▸ **Data provided**:
· · · · · · ·
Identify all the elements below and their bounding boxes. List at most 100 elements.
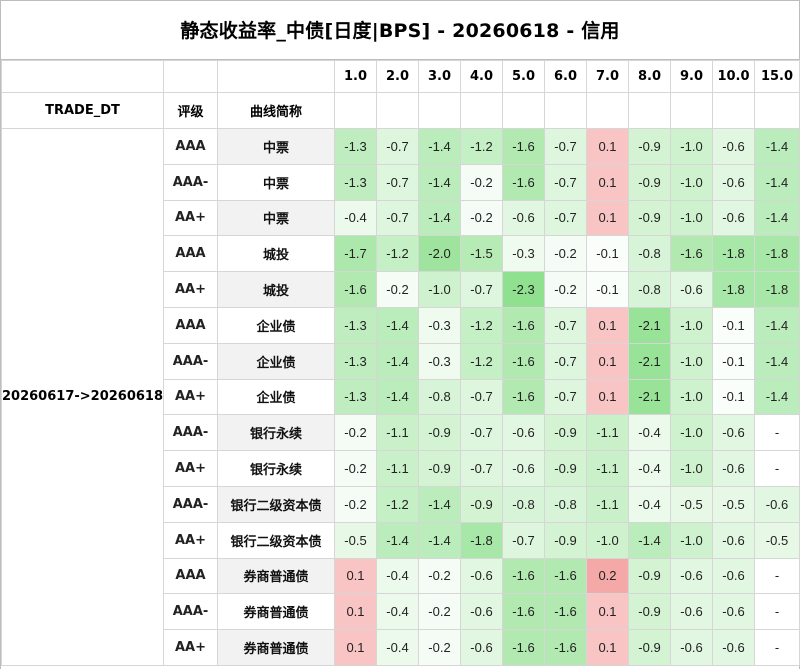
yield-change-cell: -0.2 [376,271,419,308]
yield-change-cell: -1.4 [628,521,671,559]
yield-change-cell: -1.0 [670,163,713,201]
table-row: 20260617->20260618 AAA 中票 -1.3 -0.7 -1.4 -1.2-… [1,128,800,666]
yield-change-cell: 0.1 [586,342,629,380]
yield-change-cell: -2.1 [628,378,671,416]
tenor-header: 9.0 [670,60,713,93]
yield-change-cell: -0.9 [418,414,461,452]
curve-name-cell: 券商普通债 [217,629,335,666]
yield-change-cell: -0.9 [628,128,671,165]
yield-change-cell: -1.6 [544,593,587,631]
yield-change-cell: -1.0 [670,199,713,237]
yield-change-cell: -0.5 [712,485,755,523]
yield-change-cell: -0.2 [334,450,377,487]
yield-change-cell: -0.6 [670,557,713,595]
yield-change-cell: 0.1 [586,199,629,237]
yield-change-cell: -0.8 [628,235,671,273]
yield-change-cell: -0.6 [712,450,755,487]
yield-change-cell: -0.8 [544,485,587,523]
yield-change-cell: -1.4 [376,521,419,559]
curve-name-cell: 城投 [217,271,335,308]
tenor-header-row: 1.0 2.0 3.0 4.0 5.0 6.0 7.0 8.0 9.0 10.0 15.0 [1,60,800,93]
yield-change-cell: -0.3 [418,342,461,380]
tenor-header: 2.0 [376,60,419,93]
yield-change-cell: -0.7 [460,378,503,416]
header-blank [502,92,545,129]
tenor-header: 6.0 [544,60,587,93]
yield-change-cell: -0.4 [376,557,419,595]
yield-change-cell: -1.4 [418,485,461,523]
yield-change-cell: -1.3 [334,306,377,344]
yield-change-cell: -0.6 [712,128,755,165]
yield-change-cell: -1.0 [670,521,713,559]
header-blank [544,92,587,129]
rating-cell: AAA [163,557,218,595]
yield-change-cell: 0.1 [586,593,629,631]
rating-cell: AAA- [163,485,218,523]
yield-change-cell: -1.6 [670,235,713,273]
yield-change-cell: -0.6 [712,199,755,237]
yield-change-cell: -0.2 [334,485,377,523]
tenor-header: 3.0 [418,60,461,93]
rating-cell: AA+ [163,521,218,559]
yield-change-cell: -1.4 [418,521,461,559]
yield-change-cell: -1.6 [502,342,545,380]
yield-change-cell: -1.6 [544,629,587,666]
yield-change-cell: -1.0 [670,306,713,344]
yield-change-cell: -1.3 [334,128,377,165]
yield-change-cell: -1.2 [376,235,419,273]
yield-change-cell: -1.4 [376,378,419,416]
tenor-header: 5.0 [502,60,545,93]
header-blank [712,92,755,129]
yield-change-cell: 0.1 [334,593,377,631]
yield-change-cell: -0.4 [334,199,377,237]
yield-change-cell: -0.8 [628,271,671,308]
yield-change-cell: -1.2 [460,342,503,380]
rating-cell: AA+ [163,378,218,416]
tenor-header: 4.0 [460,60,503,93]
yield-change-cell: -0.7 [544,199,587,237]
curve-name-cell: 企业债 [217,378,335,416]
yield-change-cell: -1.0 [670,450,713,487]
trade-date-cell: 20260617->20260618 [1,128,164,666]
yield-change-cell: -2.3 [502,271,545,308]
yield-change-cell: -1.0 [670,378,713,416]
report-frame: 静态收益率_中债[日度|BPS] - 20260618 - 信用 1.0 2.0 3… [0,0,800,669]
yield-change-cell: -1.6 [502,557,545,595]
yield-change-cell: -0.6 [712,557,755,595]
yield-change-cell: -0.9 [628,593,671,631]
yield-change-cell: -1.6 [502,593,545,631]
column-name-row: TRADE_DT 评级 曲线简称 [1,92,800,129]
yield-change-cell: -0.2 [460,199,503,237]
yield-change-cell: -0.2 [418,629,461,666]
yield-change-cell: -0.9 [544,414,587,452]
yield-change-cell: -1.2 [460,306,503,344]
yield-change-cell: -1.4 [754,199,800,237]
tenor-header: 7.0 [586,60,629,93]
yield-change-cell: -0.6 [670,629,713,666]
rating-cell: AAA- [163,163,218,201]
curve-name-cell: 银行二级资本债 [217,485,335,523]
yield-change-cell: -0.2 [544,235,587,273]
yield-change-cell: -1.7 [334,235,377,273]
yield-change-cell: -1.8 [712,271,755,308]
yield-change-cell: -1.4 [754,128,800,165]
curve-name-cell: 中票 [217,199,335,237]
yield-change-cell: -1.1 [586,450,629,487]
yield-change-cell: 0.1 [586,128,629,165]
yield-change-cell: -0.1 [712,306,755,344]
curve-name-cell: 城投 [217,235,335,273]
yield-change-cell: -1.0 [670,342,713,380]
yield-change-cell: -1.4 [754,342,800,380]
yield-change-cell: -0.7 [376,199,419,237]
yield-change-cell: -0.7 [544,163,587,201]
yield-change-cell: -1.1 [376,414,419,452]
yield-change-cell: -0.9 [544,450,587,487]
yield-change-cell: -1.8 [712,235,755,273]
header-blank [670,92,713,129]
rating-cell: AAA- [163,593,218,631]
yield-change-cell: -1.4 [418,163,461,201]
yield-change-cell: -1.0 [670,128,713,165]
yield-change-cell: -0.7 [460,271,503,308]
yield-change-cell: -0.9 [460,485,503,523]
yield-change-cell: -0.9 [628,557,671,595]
· · · · · · ·
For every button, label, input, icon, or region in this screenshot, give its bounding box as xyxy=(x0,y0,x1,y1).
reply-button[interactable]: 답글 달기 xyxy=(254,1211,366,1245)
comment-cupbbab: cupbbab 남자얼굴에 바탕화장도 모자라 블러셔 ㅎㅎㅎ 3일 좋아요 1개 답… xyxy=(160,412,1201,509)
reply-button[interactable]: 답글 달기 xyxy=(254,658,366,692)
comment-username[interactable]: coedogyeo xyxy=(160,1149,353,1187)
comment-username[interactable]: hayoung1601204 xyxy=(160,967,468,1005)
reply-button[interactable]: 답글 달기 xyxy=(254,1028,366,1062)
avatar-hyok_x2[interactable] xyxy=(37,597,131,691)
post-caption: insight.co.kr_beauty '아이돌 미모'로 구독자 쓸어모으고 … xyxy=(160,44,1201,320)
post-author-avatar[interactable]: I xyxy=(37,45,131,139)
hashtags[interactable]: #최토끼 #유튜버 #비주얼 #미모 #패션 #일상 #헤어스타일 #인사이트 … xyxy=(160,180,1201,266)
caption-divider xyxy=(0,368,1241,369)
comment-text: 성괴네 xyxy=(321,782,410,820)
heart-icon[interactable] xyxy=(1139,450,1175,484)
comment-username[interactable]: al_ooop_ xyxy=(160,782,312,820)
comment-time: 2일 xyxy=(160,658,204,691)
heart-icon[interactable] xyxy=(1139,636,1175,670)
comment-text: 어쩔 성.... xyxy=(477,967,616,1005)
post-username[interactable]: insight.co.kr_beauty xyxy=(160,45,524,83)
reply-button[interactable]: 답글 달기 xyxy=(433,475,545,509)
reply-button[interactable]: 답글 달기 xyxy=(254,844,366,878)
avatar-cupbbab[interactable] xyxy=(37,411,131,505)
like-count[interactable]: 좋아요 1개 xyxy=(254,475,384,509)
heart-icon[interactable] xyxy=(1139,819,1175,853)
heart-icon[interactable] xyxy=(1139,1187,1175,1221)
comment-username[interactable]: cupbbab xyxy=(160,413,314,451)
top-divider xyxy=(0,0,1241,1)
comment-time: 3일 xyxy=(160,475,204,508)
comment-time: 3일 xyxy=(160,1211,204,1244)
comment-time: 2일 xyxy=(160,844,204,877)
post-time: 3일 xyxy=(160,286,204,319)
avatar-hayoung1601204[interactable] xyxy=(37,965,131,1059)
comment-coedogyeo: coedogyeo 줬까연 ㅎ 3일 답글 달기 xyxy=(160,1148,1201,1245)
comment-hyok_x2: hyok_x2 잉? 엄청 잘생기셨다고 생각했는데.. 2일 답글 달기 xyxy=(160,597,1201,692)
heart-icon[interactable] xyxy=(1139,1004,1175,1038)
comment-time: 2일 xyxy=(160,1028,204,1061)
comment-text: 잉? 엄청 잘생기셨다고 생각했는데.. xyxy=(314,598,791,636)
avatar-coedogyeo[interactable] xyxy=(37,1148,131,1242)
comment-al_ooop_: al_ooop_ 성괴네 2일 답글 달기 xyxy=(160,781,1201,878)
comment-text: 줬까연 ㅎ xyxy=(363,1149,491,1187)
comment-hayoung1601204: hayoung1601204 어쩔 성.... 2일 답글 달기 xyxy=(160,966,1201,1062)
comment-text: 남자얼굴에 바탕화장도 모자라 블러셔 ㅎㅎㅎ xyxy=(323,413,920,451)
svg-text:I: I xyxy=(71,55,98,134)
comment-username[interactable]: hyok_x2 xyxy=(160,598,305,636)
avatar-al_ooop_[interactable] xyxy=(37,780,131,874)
· · · · · · ·
▸ **Description of the task**: Copy out, character for character, the material from the line with "yield-change-cell: -0.2 [376,271,419,308]" to the line with "yield-change-cell: 0.1 [586,199,629,237]", including both of those lines.

▸ **Complete response**:
yield-change-cell: -0.2 [376,271,419,308]
yield-change-cell: -1.4 [628,521,671,559]
yield-change-cell: -1.0 [670,163,713,201]
table-row: 20260617->20260618 AAA 中票 -1.3 -0.7 -1.4 -1.2-… [1,128,800,666]
yield-change-cell: 0.1 [586,342,629,380]
yield-change-cell: -2.1 [628,378,671,416]
tenor-header: 9.0 [670,60,713,93]
yield-change-cell: -0.9 [418,414,461,452]
curve-name-cell: 券商普通债 [217,629,335,666]
yield-change-cell: -0.9 [628,128,671,165]
yield-change-cell: -1.6 [544,593,587,631]
yield-change-cell: -1.0 [670,199,713,237]
yield-change-cell: -0.5 [712,485,755,523]
yield-change-cell: -0.2 [334,450,377,487]
yield-change-cell: -0.6 [670,557,713,595]
yield-change-cell: 0.1 [586,199,629,237]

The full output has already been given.